▶ [Problem to solve]:
All of the lines below are to be printed again exactly; images are excluded from the output.

(Dataset items)

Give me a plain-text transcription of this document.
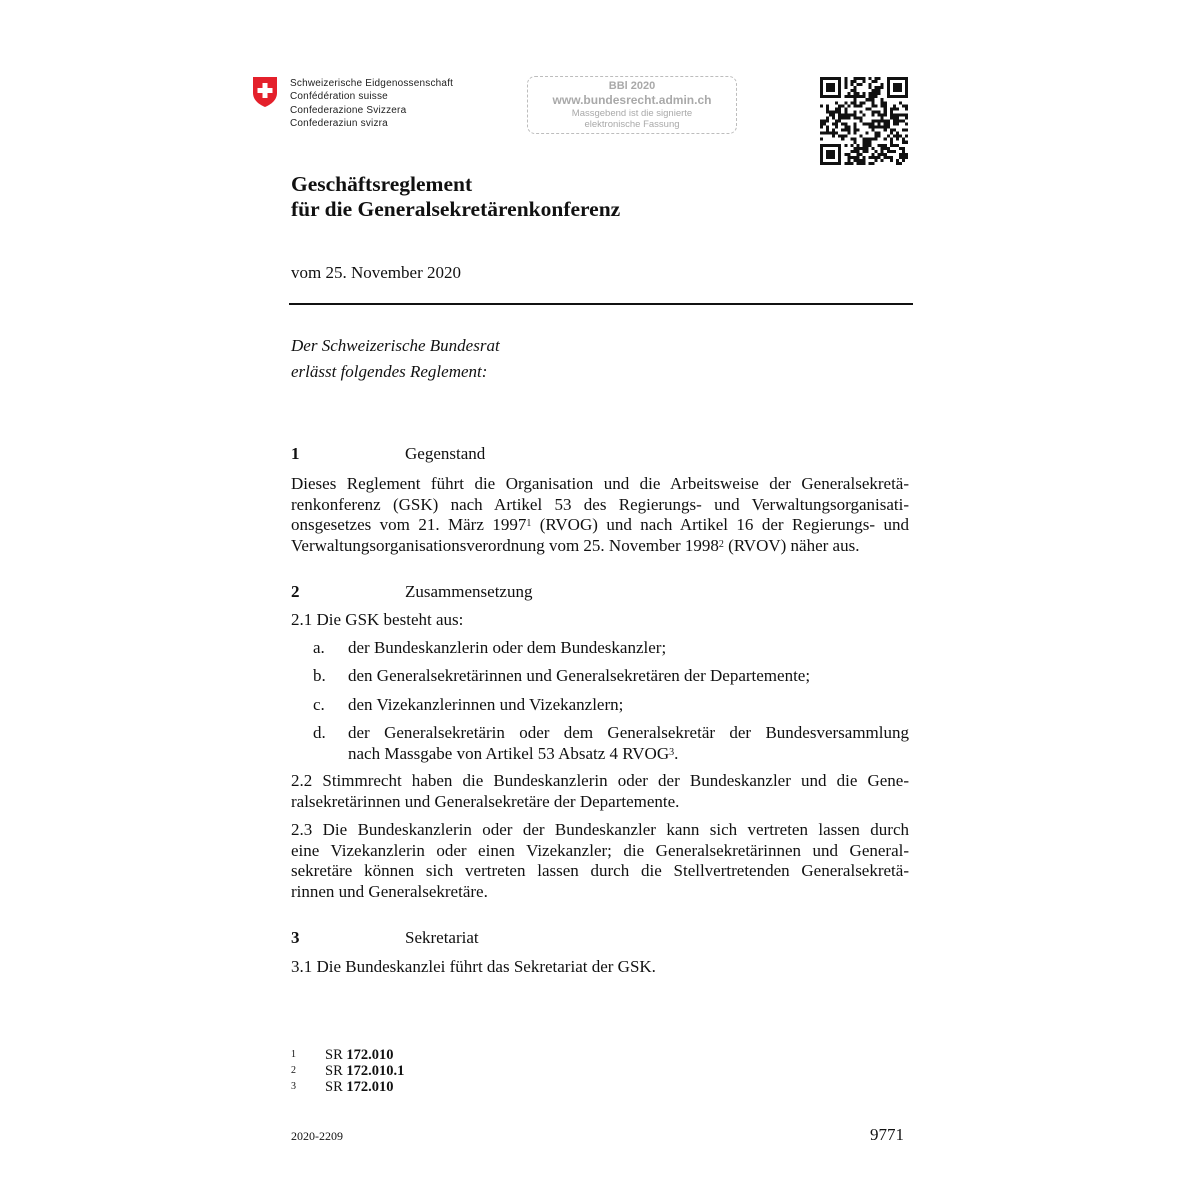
Schweizerische Eidgenossenschaft
Confédération suisse
Confederazione Svizzera
Confederaziun svizra
BBl 2020
www.bundesrecht.admin.ch
Massgebend ist die signierte
elektronische Fassung
Geschäftsreglement
für die Generalsekretärenkonferenz
vom 25. November 2020
Der Schweizerische Bundesrat
erlässt folgendes Reglement:
1	Gegenstand
Dieses Reglement führt die Organisation und die Arbeitsweise der Generalsekretä-
renkonferenz (GSK) nach Artikel 53 des Regierungs- und Verwaltungsorganisati-
onsgesetzes vom 21. März 1997$^1$ (RVOG) und nach Artikel 16 der Regierungs- und
Verwaltungsorganisationsverordnung vom 25. November 1998$^2$ (RVOV) näher aus.
2	Zusammensetzung
2.1 Die GSK besteht aus:
a. der Bundeskanzlerin oder dem Bundeskanzler;
b. den Generalsekretärinnen und Generalsekretären der Departemente;
c. den Vizekanzlerinnen und Vizekanzlern;
d. der Generalsekretärin oder dem Generalsekretär der Bundesversammlung
nach Massgabe von Artikel 53 Absatz 4 RVOG$^3$.
2.2 Stimmrecht haben die Bundeskanzlerin oder der Bundeskanzler und die Gene-
ralsekretärinnen und Generalsekretäre der Departemente.
2.3 Die Bundeskanzlerin oder der Bundeskanzler kann sich vertreten lassen durch
eine Vizekanzlerin oder einen Vizekanzler; die Generalsekretärinnen und General-
sekretäre können sich vertreten lassen durch die Stellvertretenden Generalsekretä-
rinnen und Generalsekretäre.
3	Sekretariat
3.1 Die Bundeskanzlei führt das Sekretariat der GSK.
1 SR 172.010
2 SR 172.010.1
3 SR 172.010
2020-2209	9771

▶ [Task answer]:
Give me a plain-text transcription of this document.
Schweizerische Eidgenossenschaft
Confédération suisse
Confederazione Svizzera
Confederaziun svizra
BBl 2020
www.bundesrecht.admin.ch
Massgebend ist die signierte
elektronische Fassung
Geschäftsreglement
für die Generalsekretärenkonferenz
vom 25. November 2020
Der Schweizerische Bundesrat
erlässt folgendes Reglement:
1	Gegenstand
Dieses Reglement führt die Organisation und die Arbeitsweise der Generalsekretä-
renkonferenz (GSK) nach Artikel 53 des Regierungs- und Verwaltungsorganisati-
onsgesetzes vom 21. März 1997$^1$ (RVOG) und nach Artikel 16 der Regierungs- und
Verwaltungsorganisationsverordnung vom 25. November 1998$^2$ (RVOV) näher aus.
2	Zusammensetzung
2.1 Die GSK besteht aus:
a. der Bundeskanzlerin oder dem Bundeskanzler;
b. den Generalsekretärinnen und Generalsekretären der Departemente;
c. den Vizekanzlerinnen und Vizekanzlern;
d. der Generalsekretärin oder dem Generalsekretär der Bundesversammlung
nach Massgabe von Artikel 53 Absatz 4 RVOG$^3$.
2.2 Stimmrecht haben die Bundeskanzlerin oder der Bundeskanzler und die Gene-
ralsekretärinnen und Generalsekretäre der Departemente.
2.3 Die Bundeskanzlerin oder der Bundeskanzler kann sich vertreten lassen durch
eine Vizekanzlerin oder einen Vizekanzler; die Generalsekretärinnen und General-
sekretäre können sich vertreten lassen durch die Stellvertretenden Generalsekretä-
rinnen und Generalsekretäre.
3	Sekretariat
3.1 Die Bundeskanzlei führt das Sekretariat der GSK.
1 SR 172.010
2 SR 172.010.1
3 SR 172.010
2020-2209	9771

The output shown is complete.